### Dokumentauszug

┄┄┄┄┄┄

8.7.2019

Vom eigenen Ehemann gekündigt: AK Niederösterreich holt 14.000 Euro für Kellnerin

In einem Rosenkrieg, der auch arbeitsrechtliche Konsequenzen mit sich brachte, hat die AK Niederösterreich für eine Kellnerin 14.000 Euro an Nachzahlungen erreicht. Sie hatte im Gasthaus ihres Mannes gearbeitet und war während der Scheidung gekündigt worden. Dabei wollte er sie mit einem Kleinbetrag abspeisen. „Letztlich musste der Wirt seiner Frau 36 Wochen Urlaub nachbezahlen“, so AK Niederösterreich-Präsident und ÖGB NÖ-Vorsitzender Markus Wieser.

Zwölf Jahre lang hatte die Kellnerin im Gasthaus ihres Mannes gearbeitet, und Jahr für Jahr, gemeinsam mit ihm, nur zwei Wochen Urlaub konsumiert. Das muss er gewusst haben, als er sie bei der Trennung kündigte. Er versuchte, sie mit 1.700 Euro für den entgangenen Urlaub abzuspeisen.

┄┄┄┄┄┄

[Gespeicherte Einträge]
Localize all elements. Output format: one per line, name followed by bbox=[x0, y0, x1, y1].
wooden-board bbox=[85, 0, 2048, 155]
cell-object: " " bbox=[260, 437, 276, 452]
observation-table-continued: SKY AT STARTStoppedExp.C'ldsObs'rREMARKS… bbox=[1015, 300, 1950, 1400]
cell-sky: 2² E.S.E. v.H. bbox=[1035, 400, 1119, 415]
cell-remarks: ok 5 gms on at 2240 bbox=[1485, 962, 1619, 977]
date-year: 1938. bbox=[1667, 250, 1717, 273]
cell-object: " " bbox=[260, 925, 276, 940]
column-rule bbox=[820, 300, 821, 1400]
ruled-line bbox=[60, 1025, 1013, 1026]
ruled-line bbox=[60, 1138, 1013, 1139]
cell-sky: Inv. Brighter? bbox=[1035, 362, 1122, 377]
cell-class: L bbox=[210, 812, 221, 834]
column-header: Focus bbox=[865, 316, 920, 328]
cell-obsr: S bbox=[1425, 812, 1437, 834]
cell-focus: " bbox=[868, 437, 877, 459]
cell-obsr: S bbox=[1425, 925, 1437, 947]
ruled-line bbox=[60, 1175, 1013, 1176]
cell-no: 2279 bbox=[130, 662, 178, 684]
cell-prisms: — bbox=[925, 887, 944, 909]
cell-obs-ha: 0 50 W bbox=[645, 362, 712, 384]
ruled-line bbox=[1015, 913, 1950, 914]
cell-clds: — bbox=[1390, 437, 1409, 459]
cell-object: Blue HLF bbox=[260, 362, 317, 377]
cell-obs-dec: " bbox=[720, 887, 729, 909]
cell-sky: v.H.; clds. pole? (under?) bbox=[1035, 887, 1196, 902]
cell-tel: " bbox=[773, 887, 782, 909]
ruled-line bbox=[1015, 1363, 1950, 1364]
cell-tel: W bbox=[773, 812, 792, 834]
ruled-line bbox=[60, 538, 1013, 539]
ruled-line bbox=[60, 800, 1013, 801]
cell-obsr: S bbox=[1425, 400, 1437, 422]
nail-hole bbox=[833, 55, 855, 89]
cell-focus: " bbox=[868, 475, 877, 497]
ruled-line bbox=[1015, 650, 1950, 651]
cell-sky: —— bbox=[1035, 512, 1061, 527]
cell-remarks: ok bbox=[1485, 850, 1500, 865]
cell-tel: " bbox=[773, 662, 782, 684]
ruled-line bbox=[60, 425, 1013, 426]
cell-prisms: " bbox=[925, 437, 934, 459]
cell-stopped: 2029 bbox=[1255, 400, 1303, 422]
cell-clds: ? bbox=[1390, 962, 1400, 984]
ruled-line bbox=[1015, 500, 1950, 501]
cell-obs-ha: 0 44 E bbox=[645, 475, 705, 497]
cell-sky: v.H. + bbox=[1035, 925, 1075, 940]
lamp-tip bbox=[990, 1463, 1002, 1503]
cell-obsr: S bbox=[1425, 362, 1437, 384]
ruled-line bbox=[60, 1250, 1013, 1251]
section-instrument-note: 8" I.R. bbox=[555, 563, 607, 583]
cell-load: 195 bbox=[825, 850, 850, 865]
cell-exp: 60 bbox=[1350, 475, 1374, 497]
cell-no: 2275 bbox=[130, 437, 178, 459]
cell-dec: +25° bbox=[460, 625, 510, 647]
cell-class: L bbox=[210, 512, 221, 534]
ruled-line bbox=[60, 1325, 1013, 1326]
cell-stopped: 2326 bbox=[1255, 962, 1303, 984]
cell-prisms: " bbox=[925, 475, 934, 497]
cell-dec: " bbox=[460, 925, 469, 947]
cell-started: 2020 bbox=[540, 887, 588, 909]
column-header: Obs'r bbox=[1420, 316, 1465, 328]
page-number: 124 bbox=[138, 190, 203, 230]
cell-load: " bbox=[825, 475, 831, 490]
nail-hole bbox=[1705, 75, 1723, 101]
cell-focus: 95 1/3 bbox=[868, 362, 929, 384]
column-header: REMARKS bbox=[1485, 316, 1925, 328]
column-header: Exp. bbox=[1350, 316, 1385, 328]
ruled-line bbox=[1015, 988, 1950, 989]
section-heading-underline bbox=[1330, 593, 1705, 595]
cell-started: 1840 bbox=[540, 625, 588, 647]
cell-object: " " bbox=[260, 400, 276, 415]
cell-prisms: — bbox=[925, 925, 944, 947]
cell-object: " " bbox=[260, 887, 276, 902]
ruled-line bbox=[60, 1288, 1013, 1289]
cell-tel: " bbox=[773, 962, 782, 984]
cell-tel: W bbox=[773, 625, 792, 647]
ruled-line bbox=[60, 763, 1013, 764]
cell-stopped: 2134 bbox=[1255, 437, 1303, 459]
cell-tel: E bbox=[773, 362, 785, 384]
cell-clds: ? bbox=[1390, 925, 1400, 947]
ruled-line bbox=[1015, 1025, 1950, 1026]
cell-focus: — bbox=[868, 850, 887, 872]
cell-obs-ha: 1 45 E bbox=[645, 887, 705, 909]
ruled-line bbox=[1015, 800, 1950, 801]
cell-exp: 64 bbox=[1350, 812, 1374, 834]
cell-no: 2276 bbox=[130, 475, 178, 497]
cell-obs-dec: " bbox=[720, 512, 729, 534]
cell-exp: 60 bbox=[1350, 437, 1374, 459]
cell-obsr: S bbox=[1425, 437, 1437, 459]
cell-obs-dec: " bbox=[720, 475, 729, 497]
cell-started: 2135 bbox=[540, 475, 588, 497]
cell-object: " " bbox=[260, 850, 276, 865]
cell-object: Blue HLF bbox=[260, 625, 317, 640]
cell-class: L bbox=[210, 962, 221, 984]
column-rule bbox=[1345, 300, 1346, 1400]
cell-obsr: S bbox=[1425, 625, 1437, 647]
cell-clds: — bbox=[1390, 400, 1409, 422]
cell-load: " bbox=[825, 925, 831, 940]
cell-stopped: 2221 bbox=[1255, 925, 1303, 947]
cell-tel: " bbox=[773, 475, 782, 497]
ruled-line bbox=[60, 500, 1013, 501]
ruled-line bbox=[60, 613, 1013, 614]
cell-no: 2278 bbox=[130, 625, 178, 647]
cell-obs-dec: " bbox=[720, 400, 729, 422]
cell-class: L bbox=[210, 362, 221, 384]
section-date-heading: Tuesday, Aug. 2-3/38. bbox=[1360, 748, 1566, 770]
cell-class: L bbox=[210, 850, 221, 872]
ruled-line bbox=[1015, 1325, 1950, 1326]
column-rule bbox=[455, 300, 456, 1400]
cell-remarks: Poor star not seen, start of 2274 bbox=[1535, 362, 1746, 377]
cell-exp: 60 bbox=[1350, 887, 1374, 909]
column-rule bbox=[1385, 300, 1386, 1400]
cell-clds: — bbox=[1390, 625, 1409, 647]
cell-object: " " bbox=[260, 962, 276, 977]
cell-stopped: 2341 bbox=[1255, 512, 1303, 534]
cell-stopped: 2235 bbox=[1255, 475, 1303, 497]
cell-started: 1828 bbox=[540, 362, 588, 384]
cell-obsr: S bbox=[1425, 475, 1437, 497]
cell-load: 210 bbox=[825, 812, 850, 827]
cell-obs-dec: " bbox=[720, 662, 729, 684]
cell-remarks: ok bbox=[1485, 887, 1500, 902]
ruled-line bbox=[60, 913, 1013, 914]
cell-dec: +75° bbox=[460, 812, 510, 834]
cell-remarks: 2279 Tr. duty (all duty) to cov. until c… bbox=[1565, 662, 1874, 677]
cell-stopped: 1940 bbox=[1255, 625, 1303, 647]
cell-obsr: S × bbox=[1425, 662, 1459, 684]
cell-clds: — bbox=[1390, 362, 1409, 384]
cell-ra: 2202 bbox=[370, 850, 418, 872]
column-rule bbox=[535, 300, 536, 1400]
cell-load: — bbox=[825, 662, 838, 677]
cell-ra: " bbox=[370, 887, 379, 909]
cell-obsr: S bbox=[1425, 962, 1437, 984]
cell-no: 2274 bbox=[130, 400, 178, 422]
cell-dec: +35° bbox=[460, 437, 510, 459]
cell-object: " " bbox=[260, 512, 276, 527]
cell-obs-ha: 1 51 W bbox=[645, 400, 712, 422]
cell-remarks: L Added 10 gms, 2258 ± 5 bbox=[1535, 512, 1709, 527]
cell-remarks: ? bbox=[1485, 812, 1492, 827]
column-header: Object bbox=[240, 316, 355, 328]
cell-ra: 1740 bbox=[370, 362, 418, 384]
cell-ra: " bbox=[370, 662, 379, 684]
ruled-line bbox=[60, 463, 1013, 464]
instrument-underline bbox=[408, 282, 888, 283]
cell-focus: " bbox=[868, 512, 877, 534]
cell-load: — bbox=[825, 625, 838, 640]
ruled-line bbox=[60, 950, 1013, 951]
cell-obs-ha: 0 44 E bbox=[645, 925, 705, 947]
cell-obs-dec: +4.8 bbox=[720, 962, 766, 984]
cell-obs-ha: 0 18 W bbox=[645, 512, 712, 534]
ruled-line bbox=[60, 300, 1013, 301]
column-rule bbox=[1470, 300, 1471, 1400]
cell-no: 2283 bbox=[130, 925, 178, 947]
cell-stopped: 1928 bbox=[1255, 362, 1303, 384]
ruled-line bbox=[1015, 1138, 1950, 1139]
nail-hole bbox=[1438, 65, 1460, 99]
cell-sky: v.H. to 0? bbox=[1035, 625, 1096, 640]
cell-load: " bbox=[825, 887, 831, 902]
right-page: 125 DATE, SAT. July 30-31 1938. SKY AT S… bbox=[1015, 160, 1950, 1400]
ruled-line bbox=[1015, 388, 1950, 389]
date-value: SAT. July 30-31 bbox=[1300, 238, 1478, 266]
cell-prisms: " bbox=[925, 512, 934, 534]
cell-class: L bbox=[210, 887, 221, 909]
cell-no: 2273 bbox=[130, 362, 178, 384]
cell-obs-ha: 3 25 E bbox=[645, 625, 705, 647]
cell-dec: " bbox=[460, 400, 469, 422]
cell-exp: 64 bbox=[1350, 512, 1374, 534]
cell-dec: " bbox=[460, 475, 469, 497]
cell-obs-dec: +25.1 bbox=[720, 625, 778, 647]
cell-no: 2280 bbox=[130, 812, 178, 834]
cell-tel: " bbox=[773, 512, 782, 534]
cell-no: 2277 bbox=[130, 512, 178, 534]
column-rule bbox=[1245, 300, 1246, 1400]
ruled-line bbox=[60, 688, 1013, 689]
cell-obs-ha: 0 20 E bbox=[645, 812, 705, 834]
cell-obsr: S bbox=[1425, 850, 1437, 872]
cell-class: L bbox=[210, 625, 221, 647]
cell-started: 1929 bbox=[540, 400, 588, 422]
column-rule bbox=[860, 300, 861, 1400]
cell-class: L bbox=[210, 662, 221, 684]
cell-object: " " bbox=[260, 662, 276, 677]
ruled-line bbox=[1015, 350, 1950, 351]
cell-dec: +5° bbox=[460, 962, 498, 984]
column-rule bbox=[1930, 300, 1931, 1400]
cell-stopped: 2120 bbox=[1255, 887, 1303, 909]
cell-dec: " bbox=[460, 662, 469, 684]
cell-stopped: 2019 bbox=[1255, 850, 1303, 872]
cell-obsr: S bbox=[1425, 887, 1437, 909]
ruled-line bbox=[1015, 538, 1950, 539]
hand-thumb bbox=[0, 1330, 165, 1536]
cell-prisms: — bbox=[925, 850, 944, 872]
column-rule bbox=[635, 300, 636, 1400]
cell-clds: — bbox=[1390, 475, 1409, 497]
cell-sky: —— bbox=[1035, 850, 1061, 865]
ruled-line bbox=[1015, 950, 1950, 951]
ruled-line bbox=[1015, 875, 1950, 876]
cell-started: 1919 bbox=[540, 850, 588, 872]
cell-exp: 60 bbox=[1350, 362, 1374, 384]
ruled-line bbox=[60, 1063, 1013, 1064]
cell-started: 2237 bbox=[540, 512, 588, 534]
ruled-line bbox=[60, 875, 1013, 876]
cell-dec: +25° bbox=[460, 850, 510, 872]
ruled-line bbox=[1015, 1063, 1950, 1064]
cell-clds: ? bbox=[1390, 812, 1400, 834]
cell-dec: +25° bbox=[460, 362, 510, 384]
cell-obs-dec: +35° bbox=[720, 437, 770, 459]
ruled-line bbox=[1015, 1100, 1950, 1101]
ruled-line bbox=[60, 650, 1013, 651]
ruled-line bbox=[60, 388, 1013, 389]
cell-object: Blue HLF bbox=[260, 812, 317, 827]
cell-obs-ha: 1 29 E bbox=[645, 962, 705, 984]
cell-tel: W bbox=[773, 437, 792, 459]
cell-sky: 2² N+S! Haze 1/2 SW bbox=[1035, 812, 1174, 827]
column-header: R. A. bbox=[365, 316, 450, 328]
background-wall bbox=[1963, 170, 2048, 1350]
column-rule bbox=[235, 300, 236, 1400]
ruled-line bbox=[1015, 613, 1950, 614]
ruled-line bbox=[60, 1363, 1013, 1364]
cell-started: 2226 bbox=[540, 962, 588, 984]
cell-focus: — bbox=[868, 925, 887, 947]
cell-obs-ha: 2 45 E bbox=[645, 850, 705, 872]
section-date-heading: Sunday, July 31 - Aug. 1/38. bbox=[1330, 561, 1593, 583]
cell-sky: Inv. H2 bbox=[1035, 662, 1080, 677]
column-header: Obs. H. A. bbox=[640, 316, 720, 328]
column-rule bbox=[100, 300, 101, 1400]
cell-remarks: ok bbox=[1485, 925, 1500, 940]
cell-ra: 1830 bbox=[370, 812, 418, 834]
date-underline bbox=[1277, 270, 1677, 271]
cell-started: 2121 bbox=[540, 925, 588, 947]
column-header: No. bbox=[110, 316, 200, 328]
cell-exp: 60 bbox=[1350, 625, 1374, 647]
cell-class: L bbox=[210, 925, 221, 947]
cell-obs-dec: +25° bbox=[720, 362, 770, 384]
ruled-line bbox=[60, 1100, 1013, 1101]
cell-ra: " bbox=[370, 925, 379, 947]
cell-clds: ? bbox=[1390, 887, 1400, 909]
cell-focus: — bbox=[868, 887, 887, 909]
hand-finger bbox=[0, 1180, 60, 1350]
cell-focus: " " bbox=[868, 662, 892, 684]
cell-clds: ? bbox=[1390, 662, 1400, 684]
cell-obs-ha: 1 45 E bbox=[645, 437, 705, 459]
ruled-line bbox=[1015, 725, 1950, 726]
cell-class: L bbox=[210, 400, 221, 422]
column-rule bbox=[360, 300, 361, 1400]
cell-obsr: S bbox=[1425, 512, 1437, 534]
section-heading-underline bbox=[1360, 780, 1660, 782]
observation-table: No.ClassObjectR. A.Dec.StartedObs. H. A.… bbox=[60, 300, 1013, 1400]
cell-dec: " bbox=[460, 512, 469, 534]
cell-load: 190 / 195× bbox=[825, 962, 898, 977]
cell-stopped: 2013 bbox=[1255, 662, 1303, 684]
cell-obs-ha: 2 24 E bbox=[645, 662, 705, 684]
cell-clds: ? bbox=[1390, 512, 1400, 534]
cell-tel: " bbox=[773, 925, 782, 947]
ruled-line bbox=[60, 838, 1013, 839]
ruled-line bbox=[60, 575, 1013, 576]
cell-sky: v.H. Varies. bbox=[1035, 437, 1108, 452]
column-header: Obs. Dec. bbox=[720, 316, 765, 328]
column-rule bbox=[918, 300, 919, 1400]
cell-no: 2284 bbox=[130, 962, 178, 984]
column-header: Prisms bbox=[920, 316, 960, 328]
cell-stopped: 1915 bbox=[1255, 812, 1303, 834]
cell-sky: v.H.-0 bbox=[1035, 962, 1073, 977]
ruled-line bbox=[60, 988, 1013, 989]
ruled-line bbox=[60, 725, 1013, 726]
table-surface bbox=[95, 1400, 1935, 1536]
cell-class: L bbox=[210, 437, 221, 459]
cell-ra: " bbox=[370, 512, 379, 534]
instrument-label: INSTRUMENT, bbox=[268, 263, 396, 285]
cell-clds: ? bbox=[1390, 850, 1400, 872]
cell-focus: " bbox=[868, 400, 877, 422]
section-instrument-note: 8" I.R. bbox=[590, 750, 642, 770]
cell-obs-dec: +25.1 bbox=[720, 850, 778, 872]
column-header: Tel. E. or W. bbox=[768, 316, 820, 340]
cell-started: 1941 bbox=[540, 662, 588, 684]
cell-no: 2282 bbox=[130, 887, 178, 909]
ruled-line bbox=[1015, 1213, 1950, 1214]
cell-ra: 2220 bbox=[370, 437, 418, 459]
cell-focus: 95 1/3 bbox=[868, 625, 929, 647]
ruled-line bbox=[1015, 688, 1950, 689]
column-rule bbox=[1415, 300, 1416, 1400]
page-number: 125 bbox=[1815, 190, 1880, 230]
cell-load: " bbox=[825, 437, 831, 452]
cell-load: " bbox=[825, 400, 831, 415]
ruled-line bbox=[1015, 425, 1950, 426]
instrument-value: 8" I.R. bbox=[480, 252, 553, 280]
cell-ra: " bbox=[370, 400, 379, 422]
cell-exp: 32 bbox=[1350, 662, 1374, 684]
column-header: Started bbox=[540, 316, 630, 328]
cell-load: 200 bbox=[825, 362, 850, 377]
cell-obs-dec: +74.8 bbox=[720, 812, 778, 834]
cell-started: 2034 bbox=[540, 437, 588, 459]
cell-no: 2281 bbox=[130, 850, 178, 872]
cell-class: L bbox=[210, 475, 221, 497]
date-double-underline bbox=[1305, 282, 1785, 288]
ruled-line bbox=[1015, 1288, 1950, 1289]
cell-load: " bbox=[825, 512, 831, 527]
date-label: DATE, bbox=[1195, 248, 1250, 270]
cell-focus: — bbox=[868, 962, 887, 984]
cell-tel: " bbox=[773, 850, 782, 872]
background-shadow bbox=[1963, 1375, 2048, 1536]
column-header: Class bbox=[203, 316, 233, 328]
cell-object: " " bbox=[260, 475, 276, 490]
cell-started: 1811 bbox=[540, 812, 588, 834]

┄┄┄┄┄┄

### Verständnis prüfen
[A] Welchen Betrag wollte der Wirt seiner Frau laut Dokumentauszug für den entgangenen Urlaub zahlen?
[B] Fassen Sie den Absatz des Dokumentauszugs, der mit „Zwölf Jahre lang“ beginnt, als kurze Stichpunktliste zusammen.

### Erwartete Ergebnisse
[A] 1.700 Euro.

[B]
- Die Kellnerin arbeitete zwölf Jahre im Gasthaus ihres Mannes.
- Sie nahm jedes Jahr, gemeinsam mit ihm, nur zwei Wochen Urlaub.
- Bei der Trennung kündigte er sie.
- Für den entgangenen Urlaub wollte er ihr nur 1.700 Euro zahlen.